Provided records:
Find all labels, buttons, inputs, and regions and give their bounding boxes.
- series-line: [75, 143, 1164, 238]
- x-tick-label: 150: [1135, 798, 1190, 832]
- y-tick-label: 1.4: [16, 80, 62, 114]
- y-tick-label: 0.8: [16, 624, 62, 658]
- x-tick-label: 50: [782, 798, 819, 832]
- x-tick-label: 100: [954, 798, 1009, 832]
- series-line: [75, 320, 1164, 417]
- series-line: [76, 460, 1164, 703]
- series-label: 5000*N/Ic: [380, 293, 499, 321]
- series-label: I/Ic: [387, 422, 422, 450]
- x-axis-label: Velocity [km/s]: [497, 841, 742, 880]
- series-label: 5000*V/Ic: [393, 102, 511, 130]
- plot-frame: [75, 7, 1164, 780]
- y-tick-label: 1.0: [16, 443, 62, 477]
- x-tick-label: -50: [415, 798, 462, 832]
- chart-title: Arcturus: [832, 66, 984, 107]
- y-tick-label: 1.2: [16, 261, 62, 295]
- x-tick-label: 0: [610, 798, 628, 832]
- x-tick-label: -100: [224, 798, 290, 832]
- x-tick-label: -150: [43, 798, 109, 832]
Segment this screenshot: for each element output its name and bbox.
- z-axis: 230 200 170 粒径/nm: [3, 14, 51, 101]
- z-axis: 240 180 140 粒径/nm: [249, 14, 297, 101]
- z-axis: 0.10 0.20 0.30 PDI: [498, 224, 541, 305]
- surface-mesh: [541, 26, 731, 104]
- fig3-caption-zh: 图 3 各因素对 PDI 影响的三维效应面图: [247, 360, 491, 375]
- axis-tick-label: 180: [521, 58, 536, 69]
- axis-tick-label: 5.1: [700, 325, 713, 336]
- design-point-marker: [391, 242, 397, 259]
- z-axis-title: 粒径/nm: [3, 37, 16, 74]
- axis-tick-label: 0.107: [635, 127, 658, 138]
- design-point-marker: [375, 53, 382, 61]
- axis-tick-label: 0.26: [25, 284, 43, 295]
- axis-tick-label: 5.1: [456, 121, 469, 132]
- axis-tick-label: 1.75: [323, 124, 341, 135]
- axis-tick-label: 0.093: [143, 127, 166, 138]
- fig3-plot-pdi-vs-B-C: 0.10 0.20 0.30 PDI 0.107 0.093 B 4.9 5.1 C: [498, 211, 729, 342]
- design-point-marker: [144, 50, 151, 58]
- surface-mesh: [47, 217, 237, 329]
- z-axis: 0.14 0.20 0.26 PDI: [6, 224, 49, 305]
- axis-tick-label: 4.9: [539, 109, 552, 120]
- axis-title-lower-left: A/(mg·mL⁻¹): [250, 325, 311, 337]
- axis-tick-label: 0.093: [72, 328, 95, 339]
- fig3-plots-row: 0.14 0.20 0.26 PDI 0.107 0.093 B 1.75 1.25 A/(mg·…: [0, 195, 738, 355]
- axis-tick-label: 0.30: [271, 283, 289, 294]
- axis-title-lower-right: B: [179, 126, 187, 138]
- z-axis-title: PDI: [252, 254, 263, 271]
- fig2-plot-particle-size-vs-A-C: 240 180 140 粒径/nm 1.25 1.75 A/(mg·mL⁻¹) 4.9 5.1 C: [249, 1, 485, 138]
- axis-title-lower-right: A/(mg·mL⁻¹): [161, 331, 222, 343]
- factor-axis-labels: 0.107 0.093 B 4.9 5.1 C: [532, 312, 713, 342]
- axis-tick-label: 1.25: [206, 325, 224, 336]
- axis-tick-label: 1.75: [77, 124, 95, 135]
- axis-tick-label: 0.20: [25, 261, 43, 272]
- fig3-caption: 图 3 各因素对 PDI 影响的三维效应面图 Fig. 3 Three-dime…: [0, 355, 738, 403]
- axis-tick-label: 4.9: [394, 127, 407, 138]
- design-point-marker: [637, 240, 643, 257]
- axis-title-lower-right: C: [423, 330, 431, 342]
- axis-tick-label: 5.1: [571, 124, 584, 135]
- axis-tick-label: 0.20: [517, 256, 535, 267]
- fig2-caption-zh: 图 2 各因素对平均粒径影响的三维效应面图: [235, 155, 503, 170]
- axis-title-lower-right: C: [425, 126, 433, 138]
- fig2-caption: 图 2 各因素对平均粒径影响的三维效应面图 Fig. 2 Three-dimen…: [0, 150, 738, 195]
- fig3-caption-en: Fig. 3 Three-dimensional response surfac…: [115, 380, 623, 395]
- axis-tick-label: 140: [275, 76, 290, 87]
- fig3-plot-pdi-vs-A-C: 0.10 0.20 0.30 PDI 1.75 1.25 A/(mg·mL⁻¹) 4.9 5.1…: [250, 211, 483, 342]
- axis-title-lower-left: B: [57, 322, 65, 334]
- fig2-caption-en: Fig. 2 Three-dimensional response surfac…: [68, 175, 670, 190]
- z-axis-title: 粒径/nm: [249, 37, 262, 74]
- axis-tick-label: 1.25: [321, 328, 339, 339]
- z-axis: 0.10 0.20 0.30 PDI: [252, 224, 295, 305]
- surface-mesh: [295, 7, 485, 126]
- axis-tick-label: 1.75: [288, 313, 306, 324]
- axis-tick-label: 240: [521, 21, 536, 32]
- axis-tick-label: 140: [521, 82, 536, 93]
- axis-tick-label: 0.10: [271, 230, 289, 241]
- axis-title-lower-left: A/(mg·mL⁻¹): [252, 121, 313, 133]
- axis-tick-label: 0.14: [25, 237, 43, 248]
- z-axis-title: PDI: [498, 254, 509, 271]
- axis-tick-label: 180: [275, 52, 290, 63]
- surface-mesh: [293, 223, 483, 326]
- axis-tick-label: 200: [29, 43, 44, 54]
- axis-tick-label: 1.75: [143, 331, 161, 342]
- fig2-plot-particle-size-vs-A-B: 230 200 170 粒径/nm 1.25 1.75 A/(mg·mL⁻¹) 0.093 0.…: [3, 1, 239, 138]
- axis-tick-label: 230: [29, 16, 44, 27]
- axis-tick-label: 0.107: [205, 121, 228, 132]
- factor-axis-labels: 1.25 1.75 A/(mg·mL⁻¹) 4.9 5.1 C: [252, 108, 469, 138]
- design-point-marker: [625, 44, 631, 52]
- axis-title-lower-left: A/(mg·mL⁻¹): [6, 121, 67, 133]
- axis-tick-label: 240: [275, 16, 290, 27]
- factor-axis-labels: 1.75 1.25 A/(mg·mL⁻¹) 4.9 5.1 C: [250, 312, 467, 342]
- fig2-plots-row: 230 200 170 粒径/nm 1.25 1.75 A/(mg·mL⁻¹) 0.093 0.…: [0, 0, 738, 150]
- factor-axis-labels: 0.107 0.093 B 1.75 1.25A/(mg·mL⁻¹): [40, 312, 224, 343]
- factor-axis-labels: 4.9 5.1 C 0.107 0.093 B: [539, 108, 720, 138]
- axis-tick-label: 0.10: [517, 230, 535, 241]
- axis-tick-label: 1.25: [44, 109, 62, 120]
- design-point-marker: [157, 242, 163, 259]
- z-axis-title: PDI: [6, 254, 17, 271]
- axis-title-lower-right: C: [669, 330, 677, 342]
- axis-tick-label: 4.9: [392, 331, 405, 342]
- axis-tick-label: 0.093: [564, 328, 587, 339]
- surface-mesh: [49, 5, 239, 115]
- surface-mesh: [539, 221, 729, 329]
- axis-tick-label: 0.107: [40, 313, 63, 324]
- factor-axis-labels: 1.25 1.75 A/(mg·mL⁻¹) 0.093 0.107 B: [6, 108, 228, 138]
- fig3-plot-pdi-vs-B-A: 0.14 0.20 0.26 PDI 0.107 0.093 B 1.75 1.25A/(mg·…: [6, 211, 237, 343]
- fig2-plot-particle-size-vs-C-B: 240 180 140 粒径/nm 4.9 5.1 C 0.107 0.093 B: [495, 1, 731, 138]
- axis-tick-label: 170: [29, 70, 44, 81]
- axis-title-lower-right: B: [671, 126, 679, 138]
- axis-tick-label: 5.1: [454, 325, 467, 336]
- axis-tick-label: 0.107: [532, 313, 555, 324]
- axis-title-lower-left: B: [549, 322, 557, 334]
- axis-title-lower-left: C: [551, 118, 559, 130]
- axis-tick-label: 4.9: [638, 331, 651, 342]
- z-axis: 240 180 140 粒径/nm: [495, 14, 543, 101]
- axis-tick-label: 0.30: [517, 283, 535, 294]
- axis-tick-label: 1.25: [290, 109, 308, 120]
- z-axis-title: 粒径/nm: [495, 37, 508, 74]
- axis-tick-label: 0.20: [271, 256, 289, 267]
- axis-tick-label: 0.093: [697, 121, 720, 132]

Stated goal:
Repeat the lines of the records above, starting at the first line and ending at the line that contains "- x-tick-label: 100: [954, 798, 1009, 832]", with both ends included.

Response:
Find all labels, buttons, inputs, and regions and give their bounding boxes.
- series-line: [75, 143, 1164, 238]
- x-tick-label: 150: [1135, 798, 1190, 832]
- y-tick-label: 1.4: [16, 80, 62, 114]
- y-tick-label: 0.8: [16, 624, 62, 658]
- x-tick-label: 50: [782, 798, 819, 832]
- x-tick-label: 100: [954, 798, 1009, 832]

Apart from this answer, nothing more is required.